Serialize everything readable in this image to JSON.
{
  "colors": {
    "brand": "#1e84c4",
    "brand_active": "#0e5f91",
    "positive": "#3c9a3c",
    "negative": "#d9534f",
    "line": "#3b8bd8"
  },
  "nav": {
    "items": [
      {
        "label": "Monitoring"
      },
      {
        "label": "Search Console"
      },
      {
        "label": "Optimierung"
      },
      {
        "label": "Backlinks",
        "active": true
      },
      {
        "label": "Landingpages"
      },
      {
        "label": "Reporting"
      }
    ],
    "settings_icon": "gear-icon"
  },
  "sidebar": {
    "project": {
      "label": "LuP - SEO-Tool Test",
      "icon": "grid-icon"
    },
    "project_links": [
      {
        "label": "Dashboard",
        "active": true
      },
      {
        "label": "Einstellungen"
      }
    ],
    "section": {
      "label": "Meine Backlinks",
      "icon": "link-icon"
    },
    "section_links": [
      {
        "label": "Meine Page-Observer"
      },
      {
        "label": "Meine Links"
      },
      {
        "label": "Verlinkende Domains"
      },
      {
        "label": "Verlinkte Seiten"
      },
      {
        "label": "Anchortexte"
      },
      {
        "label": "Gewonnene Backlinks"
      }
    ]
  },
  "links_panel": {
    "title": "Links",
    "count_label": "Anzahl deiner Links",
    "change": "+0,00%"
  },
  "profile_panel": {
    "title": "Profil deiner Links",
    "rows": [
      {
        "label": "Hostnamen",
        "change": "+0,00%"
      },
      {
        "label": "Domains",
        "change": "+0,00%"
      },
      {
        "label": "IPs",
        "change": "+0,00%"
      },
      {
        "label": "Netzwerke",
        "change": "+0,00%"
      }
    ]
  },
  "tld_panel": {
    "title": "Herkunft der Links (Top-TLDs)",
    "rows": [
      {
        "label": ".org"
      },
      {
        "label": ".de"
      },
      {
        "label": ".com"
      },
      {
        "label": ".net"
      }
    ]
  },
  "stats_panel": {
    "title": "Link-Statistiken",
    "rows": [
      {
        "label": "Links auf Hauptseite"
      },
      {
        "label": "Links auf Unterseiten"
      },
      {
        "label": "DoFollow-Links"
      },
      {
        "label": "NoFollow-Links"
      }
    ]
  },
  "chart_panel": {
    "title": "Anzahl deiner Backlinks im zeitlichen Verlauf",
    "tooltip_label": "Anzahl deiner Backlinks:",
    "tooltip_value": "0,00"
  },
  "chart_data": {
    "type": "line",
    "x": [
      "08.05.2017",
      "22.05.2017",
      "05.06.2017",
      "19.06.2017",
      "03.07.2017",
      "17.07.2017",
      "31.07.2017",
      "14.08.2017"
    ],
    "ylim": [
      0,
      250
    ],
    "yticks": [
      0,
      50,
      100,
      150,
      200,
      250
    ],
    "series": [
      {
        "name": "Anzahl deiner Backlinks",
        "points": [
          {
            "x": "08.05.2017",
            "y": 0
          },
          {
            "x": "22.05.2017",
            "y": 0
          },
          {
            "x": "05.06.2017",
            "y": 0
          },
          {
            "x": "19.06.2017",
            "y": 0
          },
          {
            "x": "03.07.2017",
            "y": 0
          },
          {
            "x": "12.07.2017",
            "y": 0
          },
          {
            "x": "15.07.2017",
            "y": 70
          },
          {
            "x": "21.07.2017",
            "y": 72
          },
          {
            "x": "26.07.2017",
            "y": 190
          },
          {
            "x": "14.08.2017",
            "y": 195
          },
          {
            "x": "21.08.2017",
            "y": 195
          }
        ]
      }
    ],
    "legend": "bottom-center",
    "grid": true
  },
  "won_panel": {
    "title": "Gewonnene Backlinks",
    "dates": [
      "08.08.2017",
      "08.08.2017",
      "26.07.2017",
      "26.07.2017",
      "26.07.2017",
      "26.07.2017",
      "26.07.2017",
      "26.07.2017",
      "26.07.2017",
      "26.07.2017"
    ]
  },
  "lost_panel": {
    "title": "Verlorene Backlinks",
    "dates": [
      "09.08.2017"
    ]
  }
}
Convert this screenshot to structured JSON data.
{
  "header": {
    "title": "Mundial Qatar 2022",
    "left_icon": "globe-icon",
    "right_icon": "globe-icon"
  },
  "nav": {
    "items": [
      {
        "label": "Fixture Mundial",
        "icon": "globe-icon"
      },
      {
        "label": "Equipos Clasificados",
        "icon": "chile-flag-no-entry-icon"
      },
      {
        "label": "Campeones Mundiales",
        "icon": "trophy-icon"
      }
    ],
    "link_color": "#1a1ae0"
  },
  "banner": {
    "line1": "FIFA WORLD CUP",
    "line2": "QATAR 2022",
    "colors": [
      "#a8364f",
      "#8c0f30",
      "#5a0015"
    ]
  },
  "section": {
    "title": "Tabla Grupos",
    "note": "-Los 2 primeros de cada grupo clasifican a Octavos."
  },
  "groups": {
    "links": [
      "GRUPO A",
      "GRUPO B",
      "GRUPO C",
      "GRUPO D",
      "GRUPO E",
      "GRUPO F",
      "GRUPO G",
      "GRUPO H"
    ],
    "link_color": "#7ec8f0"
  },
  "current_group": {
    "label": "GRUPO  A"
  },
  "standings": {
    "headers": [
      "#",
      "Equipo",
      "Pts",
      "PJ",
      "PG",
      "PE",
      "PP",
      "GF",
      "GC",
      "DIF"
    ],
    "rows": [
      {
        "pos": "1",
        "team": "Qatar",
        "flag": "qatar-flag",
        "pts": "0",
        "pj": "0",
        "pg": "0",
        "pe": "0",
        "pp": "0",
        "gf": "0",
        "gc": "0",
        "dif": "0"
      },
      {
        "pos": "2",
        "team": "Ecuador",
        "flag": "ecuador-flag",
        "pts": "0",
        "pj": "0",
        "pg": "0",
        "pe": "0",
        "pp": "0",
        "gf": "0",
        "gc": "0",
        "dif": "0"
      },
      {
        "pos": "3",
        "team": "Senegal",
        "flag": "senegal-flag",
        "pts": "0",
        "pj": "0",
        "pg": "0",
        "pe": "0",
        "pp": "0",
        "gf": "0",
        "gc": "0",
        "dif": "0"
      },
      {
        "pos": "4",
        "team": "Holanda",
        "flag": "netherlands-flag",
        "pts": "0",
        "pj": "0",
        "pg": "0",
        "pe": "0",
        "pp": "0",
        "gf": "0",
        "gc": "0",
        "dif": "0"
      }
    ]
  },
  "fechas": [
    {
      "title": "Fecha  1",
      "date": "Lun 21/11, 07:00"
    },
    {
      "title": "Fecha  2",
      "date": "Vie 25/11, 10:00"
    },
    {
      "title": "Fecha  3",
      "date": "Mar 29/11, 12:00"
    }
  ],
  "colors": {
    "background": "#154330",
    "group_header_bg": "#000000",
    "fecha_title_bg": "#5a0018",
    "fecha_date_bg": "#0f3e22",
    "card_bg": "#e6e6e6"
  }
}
┄┄┄┄┄┄
Exercise directions ->
Collect the lines of the data that carry the word "Domains".

Solution to this task ->
        "label": "Verlinkende Domains"
        "label": "Domains",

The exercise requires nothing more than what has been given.